Stated problem: Skip the images. Copy the records exactly as written.

[BEGIN Data in this exercise]

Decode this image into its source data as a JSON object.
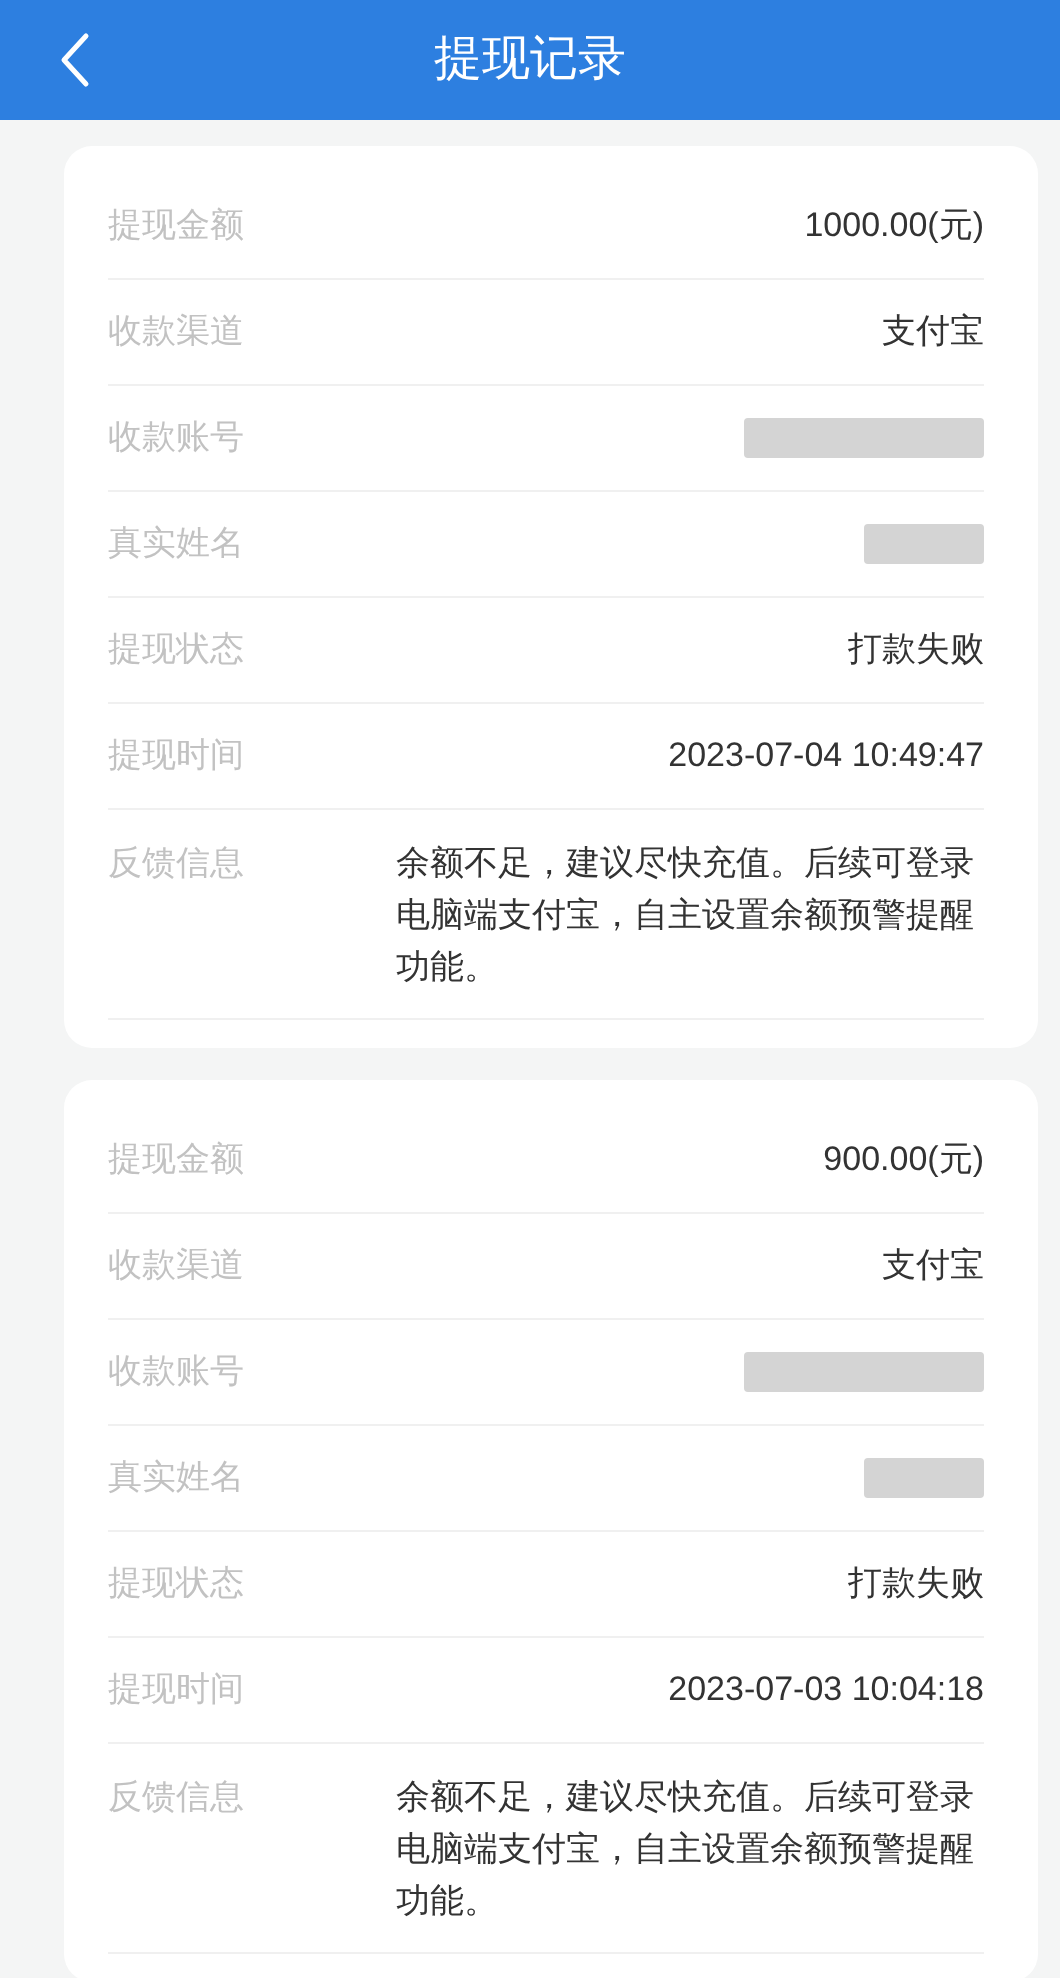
{
  "header": {
    "title": "提现记录"
  },
  "records": [
    {
      "rows": [
        {
          "kind": "text",
          "label": "提现金额",
          "value": "1000.00(元)"
        },
        {
          "kind": "text",
          "label": "收款渠道",
          "value": "支付宝"
        },
        {
          "kind": "redacted",
          "label": "收款账号"
        },
        {
          "kind": "redacted",
          "label": "真实姓名"
        },
        {
          "kind": "text",
          "label": "提现状态",
          "value": "打款失败"
        },
        {
          "kind": "text",
          "label": "提现时间",
          "value": "2023-07-04 10:49:47"
        },
        {
          "kind": "multiline",
          "label": "反馈信息",
          "value": "余额不足，建议尽快充值。后续可登录电脑端支付宝，自主设置余额预警提醒功能。"
        }
      ]
    },
    {
      "rows": [
        {
          "kind": "text",
          "label": "提现金额",
          "value": "900.00(元)"
        },
        {
          "kind": "text",
          "label": "收款渠道",
          "value": "支付宝"
        },
        {
          "kind": "redacted",
          "label": "收款账号"
        },
        {
          "kind": "redacted",
          "label": "真实姓名"
        },
        {
          "kind": "text",
          "label": "提现状态",
          "value": "打款失败"
        },
        {
          "kind": "text",
          "label": "提现时间",
          "value": "2023-07-03 10:04:18"
        },
        {
          "kind": "multiline",
          "label": "反馈信息",
          "value": "余额不足，建议尽快充值。后续可登录电脑端支付宝，自主设置余额预警提醒功能。"
        }
      ]
    }
  ]
}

[END Data in this exercise]

The completed task:
Decode this image into its source data as a JSON object.
{
  "header": {
    "title": "提现记录"
  },
  "records": [
    {
      "rows": [
        {
          "kind": "text",
          "label": "提现金额",
          "value": "1000.00(元)"
        },
        {
          "kind": "text",
          "label": "收款渠道",
          "value": "支付宝"
        },
        {
          "kind": "redacted",
          "label": "收款账号"
        },
        {
          "kind": "redacted",
          "label": "真实姓名"
        },
        {
          "kind": "text",
          "label": "提现状态",
          "value": "打款失败"
        },
        {
          "kind": "text",
          "label": "提现时间",
          "value": "2023-07-04 10:49:47"
        },
        {
          "kind": "multiline",
          "label": "反馈信息",
          "value": "余额不足，建议尽快充值。后续可登录电脑端支付宝，自主设置余额预警提醒功能。"
        }
      ]
    },
    {
      "rows": [
        {
          "kind": "text",
          "label": "提现金额",
          "value": "900.00(元)"
        },
        {
          "kind": "text",
          "label": "收款渠道",
          "value": "支付宝"
        },
        {
          "kind": "redacted",
          "label": "收款账号"
        },
        {
          "kind": "redacted",
          "label": "真实姓名"
        },
        {
          "kind": "text",
          "label": "提现状态",
          "value": "打款失败"
        },
        {
          "kind": "text",
          "label": "提现时间",
          "value": "2023-07-03 10:04:18"
        },
        {
          "kind": "multiline",
          "label": "反馈信息",
          "value": "余额不足，建议尽快充值。后续可登录电脑端支付宝，自主设置余额预警提醒功能。"
        }
      ]
    }
  ]
}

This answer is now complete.